Make an exact copy of the entries below.

** Data for the task **
------------------------------------------------------------

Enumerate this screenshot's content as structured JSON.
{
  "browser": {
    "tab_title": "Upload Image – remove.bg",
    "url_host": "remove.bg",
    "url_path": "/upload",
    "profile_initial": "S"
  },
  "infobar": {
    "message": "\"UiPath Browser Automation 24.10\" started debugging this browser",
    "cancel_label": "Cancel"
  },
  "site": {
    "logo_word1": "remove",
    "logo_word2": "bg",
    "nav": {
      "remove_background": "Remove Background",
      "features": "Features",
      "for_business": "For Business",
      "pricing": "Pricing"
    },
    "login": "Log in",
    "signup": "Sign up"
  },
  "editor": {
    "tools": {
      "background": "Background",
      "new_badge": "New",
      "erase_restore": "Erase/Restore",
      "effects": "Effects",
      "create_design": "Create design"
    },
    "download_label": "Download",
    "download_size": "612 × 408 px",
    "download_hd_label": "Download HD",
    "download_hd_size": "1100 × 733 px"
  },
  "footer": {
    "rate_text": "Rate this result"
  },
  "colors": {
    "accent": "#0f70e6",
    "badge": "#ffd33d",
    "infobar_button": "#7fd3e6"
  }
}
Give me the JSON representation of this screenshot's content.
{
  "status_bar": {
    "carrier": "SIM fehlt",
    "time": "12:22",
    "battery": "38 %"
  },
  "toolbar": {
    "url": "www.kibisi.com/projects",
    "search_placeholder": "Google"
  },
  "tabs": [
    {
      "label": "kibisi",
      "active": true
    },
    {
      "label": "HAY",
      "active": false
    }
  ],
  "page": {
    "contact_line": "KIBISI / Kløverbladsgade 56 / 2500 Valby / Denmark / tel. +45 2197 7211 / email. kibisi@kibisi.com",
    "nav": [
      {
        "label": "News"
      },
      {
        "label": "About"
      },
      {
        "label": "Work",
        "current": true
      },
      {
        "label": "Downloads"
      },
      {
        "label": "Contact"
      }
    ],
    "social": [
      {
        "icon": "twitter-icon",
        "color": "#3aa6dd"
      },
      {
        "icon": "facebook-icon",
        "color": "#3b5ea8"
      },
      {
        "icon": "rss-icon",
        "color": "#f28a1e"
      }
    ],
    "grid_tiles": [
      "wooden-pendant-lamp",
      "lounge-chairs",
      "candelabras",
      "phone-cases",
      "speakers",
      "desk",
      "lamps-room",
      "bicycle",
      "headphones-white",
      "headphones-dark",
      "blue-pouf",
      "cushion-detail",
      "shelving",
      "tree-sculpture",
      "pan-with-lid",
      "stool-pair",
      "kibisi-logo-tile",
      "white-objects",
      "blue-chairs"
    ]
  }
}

------------------------------------------------------------

** The response **
Enumerate this screenshot's content as structured JSON.
{
  "browser": {
    "tab_title": "Upload Image – remove.bg",
    "url_host": "remove.bg",
    "url_path": "/upload",
    "profile_initial": "S"
  },
  "infobar": {
    "message": "\"UiPath Browser Automation 24.10\" started debugging this browser",
    "cancel_label": "Cancel"
  },
  "site": {
    "logo_word1": "remove",
    "logo_word2": "bg",
    "nav": {
      "remove_background": "Remove Background",
      "features": "Features",
      "for_business": "For Business",
      "pricing": "Pricing"
    },
    "login": "Log in",
    "signup": "Sign up"
  },
  "editor": {
    "tools": {
      "background": "Background",
      "new_badge": "New",
      "erase_restore": "Erase/Restore",
      "effects": "Effects",
      "create_design": "Create design"
    },
    "download_label": "Download",
    "download_size": "612 × 408 px",
    "download_hd_label": "Download HD",
    "download_hd_size": "1100 × 733 px"
  },
  "footer": {
    "rate_text": "Rate this result"
  },
  "colors": {
    "accent": "#0f70e6",
    "badge": "#ffd33d",
    "infobar_button": "#7fd3e6"
  }
}
Give me the JSON representation of this screenshot's content.
{
  "status_bar": {
    "carrier": "SIM fehlt",
    "time": "12:22",
    "battery": "38 %"
  },
  "toolbar": {
    "url": "www.kibisi.com/projects",
    "search_placeholder": "Google"
  },
  "tabs": [
    {
      "label": "kibisi",
      "active": true
    },
    {
      "label": "HAY",
      "active": false
    }
  ],
  "page": {
    "contact_line": "KIBISI / Kløverbladsgade 56 / 2500 Valby / Denmark / tel. +45 2197 7211 / email. kibisi@kibisi.com",
    "nav": [
      {
        "label": "News"
      },
      {
        "label": "About"
      },
      {
        "label": "Work",
        "current": true
      },
      {
        "label": "Downloads"
      },
      {
        "label": "Contact"
      }
    ],
    "social": [
      {
        "icon": "twitter-icon",
        "color": "#3aa6dd"
      },
      {
        "icon": "facebook-icon",
        "color": "#3b5ea8"
      },
      {
        "icon": "rss-icon",
        "color": "#f28a1e"
      }
    ],
    "grid_tiles": [
      "wooden-pendant-lamp",
      "lounge-chairs",
      "candelabras",
      "phone-cases",
      "speakers",
      "desk",
      "lamps-room",
      "bicycle",
      "headphones-white",
      "headphones-dark",
      "blue-pouf",
      "cushion-detail",
      "shelving",
      "tree-sculpture",
      "pan-with-lid",
      "stool-pair",
      "kibisi-logo-tile",
      "white-objects",
      "blue-chairs"
    ]
  }
}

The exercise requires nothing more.